What you are asked to do> Look through the lines below and extract any with the word "METRO".

The input>
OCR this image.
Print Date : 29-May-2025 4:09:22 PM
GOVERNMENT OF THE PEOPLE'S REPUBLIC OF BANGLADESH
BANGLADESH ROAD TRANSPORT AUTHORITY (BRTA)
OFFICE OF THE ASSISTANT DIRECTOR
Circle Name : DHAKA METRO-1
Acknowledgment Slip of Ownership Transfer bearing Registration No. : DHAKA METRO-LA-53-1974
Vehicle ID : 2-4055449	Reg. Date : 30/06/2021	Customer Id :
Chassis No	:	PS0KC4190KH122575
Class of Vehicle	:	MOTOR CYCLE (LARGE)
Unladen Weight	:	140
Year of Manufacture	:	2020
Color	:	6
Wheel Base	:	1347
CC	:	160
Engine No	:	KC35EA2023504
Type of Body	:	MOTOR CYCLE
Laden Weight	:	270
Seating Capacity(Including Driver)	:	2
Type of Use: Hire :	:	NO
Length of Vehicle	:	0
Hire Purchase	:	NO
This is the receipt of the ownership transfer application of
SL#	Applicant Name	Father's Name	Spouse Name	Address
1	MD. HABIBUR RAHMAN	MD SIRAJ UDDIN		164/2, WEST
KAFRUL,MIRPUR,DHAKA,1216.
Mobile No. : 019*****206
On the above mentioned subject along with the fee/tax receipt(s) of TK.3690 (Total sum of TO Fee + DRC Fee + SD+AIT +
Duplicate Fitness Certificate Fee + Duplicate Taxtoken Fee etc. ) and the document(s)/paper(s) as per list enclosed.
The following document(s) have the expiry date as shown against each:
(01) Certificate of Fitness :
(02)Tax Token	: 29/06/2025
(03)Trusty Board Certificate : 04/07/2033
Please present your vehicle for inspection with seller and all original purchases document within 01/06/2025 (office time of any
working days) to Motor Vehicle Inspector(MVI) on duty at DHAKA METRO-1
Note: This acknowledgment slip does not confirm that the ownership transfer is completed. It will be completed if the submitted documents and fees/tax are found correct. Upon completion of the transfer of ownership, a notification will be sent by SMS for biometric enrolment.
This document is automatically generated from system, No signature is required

Task answer>
Circle Name : DHAKA METRO-1
Acknowledgment Slip of Ownership Transfer bearing Registration No. : DHAKA METRO-LA-53-1974
working days) to Motor Vehicle Inspector(MVI) on duty at DHAKA METRO-1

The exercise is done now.